| Data shown |
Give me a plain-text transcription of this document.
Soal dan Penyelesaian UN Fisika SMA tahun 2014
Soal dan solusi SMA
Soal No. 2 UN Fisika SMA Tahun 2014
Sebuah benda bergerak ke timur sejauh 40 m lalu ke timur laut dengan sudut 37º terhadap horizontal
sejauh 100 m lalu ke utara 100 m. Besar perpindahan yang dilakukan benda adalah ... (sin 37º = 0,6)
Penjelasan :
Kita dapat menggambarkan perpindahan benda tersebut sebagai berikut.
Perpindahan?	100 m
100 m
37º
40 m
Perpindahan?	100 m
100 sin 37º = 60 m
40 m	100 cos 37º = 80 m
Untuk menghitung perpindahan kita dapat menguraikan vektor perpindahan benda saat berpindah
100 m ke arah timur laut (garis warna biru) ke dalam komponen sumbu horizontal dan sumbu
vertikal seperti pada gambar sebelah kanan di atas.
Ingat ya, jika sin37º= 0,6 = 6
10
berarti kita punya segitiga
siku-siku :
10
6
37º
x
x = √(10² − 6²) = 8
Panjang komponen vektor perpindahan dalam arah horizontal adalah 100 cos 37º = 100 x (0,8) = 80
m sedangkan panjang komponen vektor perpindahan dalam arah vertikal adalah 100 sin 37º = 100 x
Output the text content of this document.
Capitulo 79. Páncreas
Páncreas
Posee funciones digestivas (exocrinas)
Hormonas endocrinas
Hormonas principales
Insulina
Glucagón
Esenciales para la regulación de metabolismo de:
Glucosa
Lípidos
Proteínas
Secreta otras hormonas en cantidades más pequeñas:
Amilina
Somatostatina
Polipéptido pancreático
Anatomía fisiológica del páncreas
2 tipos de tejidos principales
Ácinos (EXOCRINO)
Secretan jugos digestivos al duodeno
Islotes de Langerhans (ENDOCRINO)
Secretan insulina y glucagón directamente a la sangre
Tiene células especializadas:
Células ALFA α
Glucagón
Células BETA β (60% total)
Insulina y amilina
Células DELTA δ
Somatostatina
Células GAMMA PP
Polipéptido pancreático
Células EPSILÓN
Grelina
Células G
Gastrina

| Challenge |
For the entries above, count the lines that contain the string "lalu", and state that number without further comment.

| Output below |
2